Figure record listings
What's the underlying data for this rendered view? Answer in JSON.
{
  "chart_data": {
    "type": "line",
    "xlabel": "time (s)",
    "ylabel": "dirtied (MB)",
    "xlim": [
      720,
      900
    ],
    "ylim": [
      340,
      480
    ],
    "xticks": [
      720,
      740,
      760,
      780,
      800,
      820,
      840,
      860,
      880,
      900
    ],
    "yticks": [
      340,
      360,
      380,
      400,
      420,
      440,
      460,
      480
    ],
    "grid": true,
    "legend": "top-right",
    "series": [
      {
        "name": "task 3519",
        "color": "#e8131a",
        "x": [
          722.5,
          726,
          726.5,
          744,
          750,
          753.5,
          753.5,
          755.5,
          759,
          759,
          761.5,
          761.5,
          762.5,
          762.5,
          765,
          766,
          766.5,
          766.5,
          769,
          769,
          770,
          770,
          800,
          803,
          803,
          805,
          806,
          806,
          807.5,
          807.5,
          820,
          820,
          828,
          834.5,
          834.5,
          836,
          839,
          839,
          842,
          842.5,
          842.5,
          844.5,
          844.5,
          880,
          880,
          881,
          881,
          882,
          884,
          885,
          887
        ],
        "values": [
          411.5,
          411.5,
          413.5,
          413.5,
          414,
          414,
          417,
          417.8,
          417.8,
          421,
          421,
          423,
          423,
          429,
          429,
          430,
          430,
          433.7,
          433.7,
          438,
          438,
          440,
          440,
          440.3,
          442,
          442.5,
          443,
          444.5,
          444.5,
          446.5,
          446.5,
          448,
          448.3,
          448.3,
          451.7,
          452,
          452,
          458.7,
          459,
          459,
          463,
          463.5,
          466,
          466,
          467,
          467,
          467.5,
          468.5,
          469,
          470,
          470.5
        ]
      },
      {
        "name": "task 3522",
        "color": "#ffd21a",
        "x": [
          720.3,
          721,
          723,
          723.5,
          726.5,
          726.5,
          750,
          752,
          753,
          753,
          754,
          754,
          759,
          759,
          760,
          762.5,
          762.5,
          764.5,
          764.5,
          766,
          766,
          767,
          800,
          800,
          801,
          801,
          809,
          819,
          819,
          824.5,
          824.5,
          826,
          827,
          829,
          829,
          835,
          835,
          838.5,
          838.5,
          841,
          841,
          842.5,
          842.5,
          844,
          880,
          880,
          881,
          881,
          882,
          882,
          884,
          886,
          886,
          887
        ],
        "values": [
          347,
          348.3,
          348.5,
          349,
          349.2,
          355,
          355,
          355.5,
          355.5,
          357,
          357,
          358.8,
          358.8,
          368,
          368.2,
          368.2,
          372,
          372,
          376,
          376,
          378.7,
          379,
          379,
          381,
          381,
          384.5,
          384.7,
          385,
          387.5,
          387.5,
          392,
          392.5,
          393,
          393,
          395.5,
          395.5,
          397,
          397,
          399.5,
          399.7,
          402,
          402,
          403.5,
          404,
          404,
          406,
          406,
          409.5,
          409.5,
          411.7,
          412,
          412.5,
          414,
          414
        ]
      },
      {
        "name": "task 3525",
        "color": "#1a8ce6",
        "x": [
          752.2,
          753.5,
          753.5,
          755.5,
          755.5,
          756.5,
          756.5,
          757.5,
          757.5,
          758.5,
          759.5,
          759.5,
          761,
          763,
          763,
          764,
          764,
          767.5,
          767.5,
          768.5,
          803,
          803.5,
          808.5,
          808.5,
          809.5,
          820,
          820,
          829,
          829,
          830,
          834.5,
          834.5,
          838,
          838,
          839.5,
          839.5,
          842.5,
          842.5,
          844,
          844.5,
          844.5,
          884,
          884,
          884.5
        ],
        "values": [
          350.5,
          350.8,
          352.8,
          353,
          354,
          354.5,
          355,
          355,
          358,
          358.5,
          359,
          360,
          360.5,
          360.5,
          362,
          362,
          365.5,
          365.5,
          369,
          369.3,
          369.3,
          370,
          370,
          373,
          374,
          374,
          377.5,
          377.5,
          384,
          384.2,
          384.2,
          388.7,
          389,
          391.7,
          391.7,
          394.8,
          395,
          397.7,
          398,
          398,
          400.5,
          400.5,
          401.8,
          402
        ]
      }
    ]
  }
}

→ **Job**:
Provide all the records again, word for word.

→ **Solution below**:
What's the underlying data for this rendered view? Answer in JSON.
{
  "chart_data": {
    "type": "line",
    "xlabel": "time (s)",
    "ylabel": "dirtied (MB)",
    "xlim": [
      720,
      900
    ],
    "ylim": [
      340,
      480
    ],
    "xticks": [
      720,
      740,
      760,
      780,
      800,
      820,
      840,
      860,
      880,
      900
    ],
    "yticks": [
      340,
      360,
      380,
      400,
      420,
      440,
      460,
      480
    ],
    "grid": true,
    "legend": "top-right",
    "series": [
      {
        "name": "task 3519",
        "color": "#e8131a",
        "x": [
          722.5,
          726,
          726.5,
          744,
          750,
          753.5,
          753.5,
          755.5,
          759,
          759,
          761.5,
          761.5,
          762.5,
          762.5,
          765,
          766,
          766.5,
          766.5,
          769,
          769,
          770,
          770,
          800,
          803,
          803,
          805,
          806,
          806,
          807.5,
          807.5,
          820,
          820,
          828,
          834.5,
          834.5,
          836,
          839,
          839,
          842,
          842.5,
          842.5,
          844.5,
          844.5,
          880,
          880,
          881,
          881,
          882,
          884,
          885,
          887
        ],
        "values": [
          411.5,
          411.5,
          413.5,
          413.5,
          414,
          414,
          417,
          417.8,
          417.8,
          421,
          421,
          423,
          423,
          429,
          429,
          430,
          430,
          433.7,
          433.7,
          438,
          438,
          440,
          440,
          440.3,
          442,
          442.5,
          443,
          444.5,
          444.5,
          446.5,
          446.5,
          448,
          448.3,
          448.3,
          451.7,
          452,
          452,
          458.7,
          459,
          459,
          463,
          463.5,
          466,
          466,
          467,
          467,
          467.5,
          468.5,
          469,
          470,
          470.5
        ]
      },
      {
        "name": "task 3522",
        "color": "#ffd21a",
        "x": [
          720.3,
          721,
          723,
          723.5,
          726.5,
          726.5,
          750,
          752,
          753,
          753,
          754,
          754,
          759,
          759,
          760,
          762.5,
          762.5,
          764.5,
          764.5,
          766,
          766,
          767,
          800,
          800,
          801,
          801,
          809,
          819,
          819,
          824.5,
          824.5,
          826,
          827,
          829,
          829,
          835,
          835,
          838.5,
          838.5,
          841,
          841,
          842.5,
          842.5,
          844,
          880,
          880,
          881,
          881,
          882,
          882,
          884,
          886,
          886,
          887
        ],
        "values": [
          347,
          348.3,
          348.5,
          349,
          349.2,
          355,
          355,
          355.5,
          355.5,
          357,
          357,
          358.8,
          358.8,
          368,
          368.2,
          368.2,
          372,
          372,
          376,
          376,
          378.7,
          379,
          379,
          381,
          381,
          384.5,
          384.7,
          385,
          387.5,
          387.5,
          392,
          392.5,
          393,
          393,
          395.5,
          395.5,
          397,
          397,
          399.5,
          399.7,
          402,
          402,
          403.5,
          404,
          404,
          406,
          406,
          409.5,
          409.5,
          411.7,
          412,
          412.5,
          414,
          414
        ]
      },
      {
        "name": "task 3525",
        "color": "#1a8ce6",
        "x": [
          752.2,
          753.5,
          753.5,
          755.5,
          755.5,
          756.5,
          756.5,
          757.5,
          757.5,
          758.5,
          759.5,
          759.5,
          761,
          763,
          763,
          764,
          764,
          767.5,
          767.5,
          768.5,
          803,
          803.5,
          808.5,
          808.5,
          809.5,
          820,
          820,
          829,
          829,
          830,
          834.5,
          834.5,
          838,
          838,
          839.5,
          839.5,
          842.5,
          842.5,
          844,
          844.5,
          844.5,
          884,
          884,
          884.5
        ],
        "values": [
          350.5,
          350.8,
          352.8,
          353,
          354,
          354.5,
          355,
          355,
          358,
          358.5,
          359,
          360,
          360.5,
          360.5,
          362,
          362,
          365.5,
          365.5,
          369,
          369.3,
          369.3,
          370,
          370,
          373,
          374,
          374,
          377.5,
          377.5,
          384,
          384.2,
          384.2,
          388.7,
          389,
          391.7,
          391.7,
          394.8,
          395,
          397.7,
          398,
          398,
          400.5,
          400.5,
          401.8,
          402
        ]
      }
    ]
  }
}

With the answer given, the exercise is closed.